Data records
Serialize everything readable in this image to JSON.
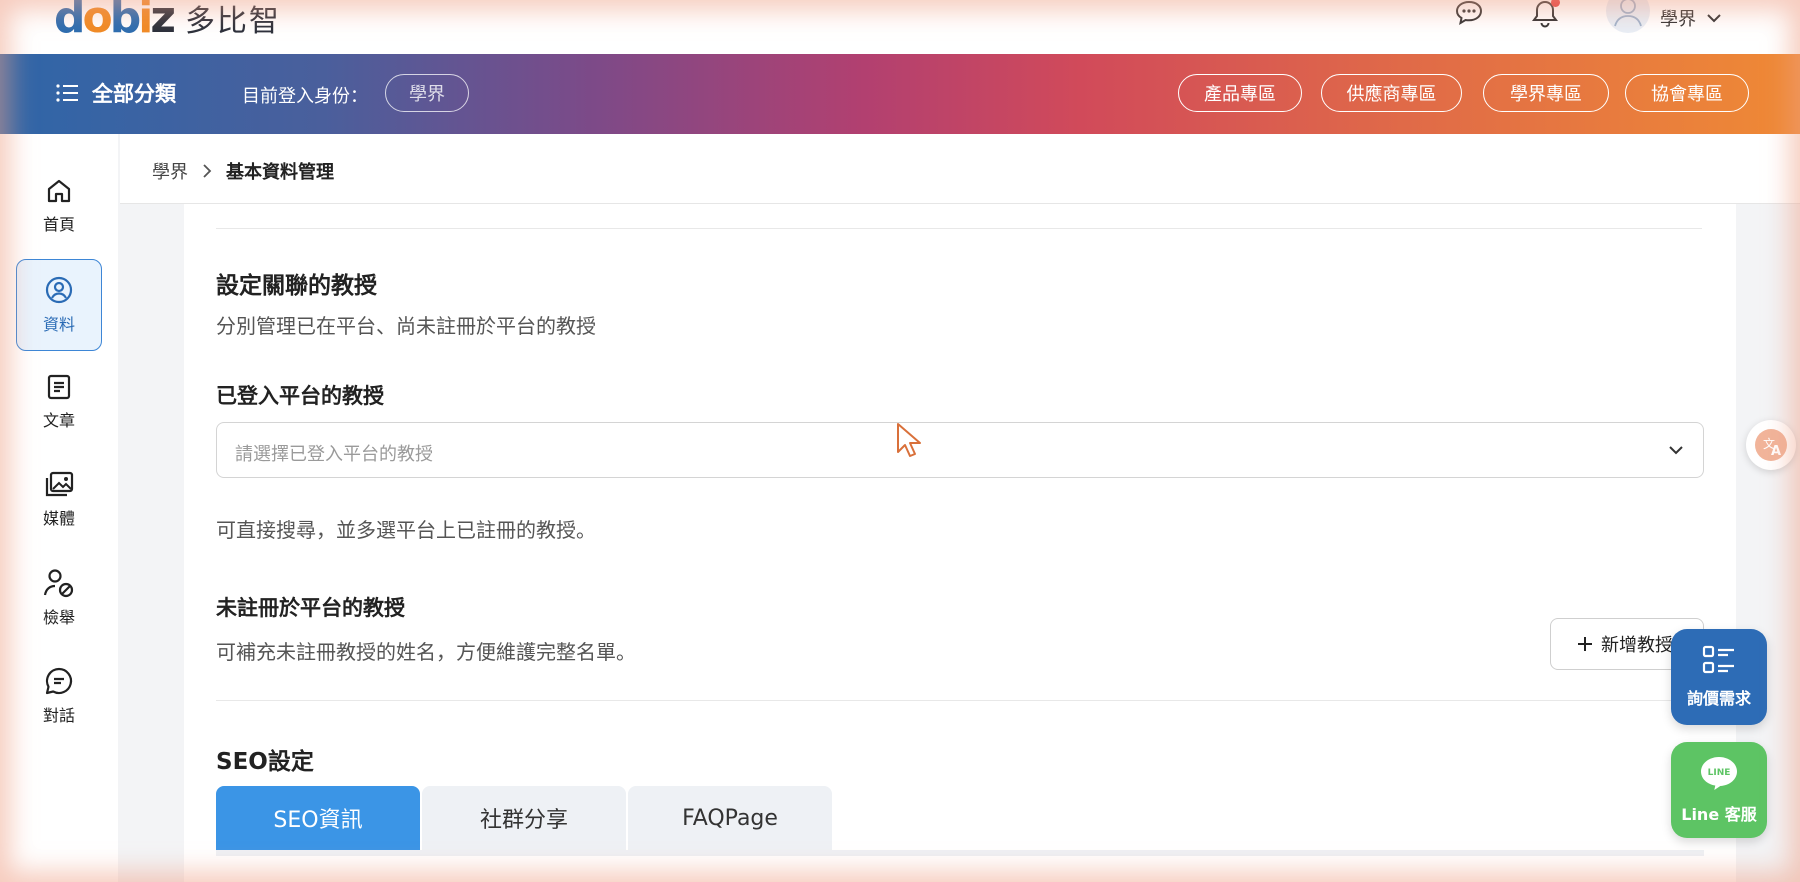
{
  "brand": {
    "logo_mark": "dobiz",
    "name": "多比智"
  },
  "topbar": {
    "user_name": "學界"
  },
  "header": {
    "all_categories": "全部分類",
    "login_label": "目前登入身份：",
    "login_role": "學界",
    "zones": [
      "產品專區",
      "供應商專區",
      "學界專區",
      "協會專區"
    ]
  },
  "sidebar": {
    "items": [
      {
        "label": "首頁",
        "icon": "home-icon"
      },
      {
        "label": "資料",
        "icon": "user-circle-icon"
      },
      {
        "label": "文章",
        "icon": "document-icon"
      },
      {
        "label": "媒體",
        "icon": "media-icon"
      },
      {
        "label": "檢舉",
        "icon": "report-user-icon"
      },
      {
        "label": "對話",
        "icon": "chat-icon"
      }
    ]
  },
  "breadcrumb": {
    "root": "學界",
    "current": "基本資料管理"
  },
  "section_professors": {
    "title": "設定關聯的教授",
    "description": "分別管理已在平台、尚未註冊於平台的教授",
    "registered_title": "已登入平台的教授",
    "select_placeholder": "請選擇已登入平台的教授",
    "registered_hint": "可直接搜尋，並多選平台上已註冊的教授。",
    "unregistered_title": "未註冊於平台的教授",
    "unregistered_hint": "可補充未註冊教授的姓名，方便維護完整名單。",
    "add_button": "新增教授"
  },
  "seo": {
    "title": "SEO設定",
    "tabs": [
      "SEO資訊",
      "社群分享",
      "FAQPage"
    ],
    "active_tab": "SEO資訊"
  },
  "floating": {
    "quote_label": "詢價需求",
    "line_label": "Line 客服",
    "line_logo": "LINE"
  },
  "colors": {
    "accent": "#3b95e6",
    "sidebar_active": "#2a6bb5",
    "line_green": "#5dc464",
    "quote_blue": "#2d6cb6"
  }
}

Directions for this task -> Output the entries above exactly. Drop the pictures.

Answer ->
Serialize everything readable in this image to JSON.
{
  "brand": {
    "logo_mark": "dobiz",
    "name": "多比智"
  },
  "topbar": {
    "user_name": "學界"
  },
  "header": {
    "all_categories": "全部分類",
    "login_label": "目前登入身份：",
    "login_role": "學界",
    "zones": [
      "產品專區",
      "供應商專區",
      "學界專區",
      "協會專區"
    ]
  },
  "sidebar": {
    "items": [
      {
        "label": "首頁",
        "icon": "home-icon"
      },
      {
        "label": "資料",
        "icon": "user-circle-icon"
      },
      {
        "label": "文章",
        "icon": "document-icon"
      },
      {
        "label": "媒體",
        "icon": "media-icon"
      },
      {
        "label": "檢舉",
        "icon": "report-user-icon"
      },
      {
        "label": "對話",
        "icon": "chat-icon"
      }
    ]
  },
  "breadcrumb": {
    "root": "學界",
    "current": "基本資料管理"
  },
  "section_professors": {
    "title": "設定關聯的教授",
    "description": "分別管理已在平台、尚未註冊於平台的教授",
    "registered_title": "已登入平台的教授",
    "select_placeholder": "請選擇已登入平台的教授",
    "registered_hint": "可直接搜尋，並多選平台上已註冊的教授。",
    "unregistered_title": "未註冊於平台的教授",
    "unregistered_hint": "可補充未註冊教授的姓名，方便維護完整名單。",
    "add_button": "新增教授"
  },
  "seo": {
    "title": "SEO設定",
    "tabs": [
      "SEO資訊",
      "社群分享",
      "FAQPage"
    ],
    "active_tab": "SEO資訊"
  },
  "floating": {
    "quote_label": "詢價需求",
    "line_label": "Line 客服",
    "line_logo": "LINE"
  },
  "colors": {
    "accent": "#3b95e6",
    "sidebar_active": "#2a6bb5",
    "line_green": "#5dc464",
    "quote_blue": "#2d6cb6"
  }
}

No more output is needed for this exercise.